### PROMPT
Show every line that has the string "TNHH" in it.

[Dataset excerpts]
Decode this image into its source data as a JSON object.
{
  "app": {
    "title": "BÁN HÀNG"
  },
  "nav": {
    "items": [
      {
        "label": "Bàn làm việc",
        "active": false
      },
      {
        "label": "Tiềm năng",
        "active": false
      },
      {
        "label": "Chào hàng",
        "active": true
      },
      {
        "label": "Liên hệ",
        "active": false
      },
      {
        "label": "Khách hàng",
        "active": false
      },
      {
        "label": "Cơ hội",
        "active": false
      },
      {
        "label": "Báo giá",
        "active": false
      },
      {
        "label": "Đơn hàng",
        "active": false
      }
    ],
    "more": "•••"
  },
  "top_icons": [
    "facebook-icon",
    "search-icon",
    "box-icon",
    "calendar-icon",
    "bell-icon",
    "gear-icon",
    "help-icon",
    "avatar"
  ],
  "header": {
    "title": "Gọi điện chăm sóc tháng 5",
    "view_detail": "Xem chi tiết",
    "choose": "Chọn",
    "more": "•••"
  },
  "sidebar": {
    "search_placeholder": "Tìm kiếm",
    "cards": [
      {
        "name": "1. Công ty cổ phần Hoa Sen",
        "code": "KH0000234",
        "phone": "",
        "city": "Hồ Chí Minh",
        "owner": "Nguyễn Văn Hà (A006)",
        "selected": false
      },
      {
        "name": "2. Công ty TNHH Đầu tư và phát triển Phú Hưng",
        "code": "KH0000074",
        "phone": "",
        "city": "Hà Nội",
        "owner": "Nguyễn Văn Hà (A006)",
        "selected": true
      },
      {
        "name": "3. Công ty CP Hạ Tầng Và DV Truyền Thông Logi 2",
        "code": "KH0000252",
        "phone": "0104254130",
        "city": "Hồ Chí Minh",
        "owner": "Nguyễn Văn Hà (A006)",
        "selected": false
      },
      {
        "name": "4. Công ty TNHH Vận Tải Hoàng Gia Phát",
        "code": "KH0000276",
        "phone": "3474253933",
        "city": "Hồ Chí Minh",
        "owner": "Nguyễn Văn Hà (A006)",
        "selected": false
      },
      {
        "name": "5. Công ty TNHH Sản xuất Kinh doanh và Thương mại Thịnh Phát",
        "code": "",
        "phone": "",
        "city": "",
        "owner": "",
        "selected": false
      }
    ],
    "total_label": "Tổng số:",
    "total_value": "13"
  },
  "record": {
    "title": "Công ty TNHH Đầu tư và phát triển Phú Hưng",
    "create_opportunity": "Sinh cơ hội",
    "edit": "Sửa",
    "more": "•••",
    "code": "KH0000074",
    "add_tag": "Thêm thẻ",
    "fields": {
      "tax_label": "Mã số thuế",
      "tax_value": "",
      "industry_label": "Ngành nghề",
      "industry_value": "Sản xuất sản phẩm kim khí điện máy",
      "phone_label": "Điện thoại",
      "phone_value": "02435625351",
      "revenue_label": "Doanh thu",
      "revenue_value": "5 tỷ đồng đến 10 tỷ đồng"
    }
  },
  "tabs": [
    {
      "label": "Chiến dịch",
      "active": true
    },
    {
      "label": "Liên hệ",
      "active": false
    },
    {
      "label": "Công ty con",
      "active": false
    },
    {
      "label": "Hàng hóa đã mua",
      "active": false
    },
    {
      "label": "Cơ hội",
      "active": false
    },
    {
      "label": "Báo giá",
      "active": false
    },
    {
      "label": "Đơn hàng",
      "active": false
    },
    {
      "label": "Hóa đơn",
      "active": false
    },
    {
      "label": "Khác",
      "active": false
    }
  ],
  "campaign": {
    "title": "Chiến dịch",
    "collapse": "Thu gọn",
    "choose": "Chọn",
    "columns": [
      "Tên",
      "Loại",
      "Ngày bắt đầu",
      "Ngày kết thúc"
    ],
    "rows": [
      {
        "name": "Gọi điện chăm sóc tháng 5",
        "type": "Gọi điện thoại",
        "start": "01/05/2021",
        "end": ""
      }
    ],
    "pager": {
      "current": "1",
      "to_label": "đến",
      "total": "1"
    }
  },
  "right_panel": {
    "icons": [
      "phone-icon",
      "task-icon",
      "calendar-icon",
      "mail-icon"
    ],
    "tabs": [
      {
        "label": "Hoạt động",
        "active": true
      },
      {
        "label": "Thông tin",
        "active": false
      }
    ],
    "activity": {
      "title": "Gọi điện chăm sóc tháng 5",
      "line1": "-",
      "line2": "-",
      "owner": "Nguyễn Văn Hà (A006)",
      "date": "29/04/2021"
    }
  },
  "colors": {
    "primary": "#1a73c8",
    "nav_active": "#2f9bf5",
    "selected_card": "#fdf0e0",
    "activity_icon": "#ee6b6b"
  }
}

### EXPECTED ANSWER
        "name": "2. Công ty TNHH Đầu tư và phát triển Phú Hưng",
        "name": "4. Công ty TNHH Vận Tải Hoàng Gia Phát",
        "name": "5. Công ty TNHH Sản xuất Kinh doanh và Thương mại Thịnh Phát",
    "title": "Công ty TNHH Đầu tư và phát triển Phú Hưng",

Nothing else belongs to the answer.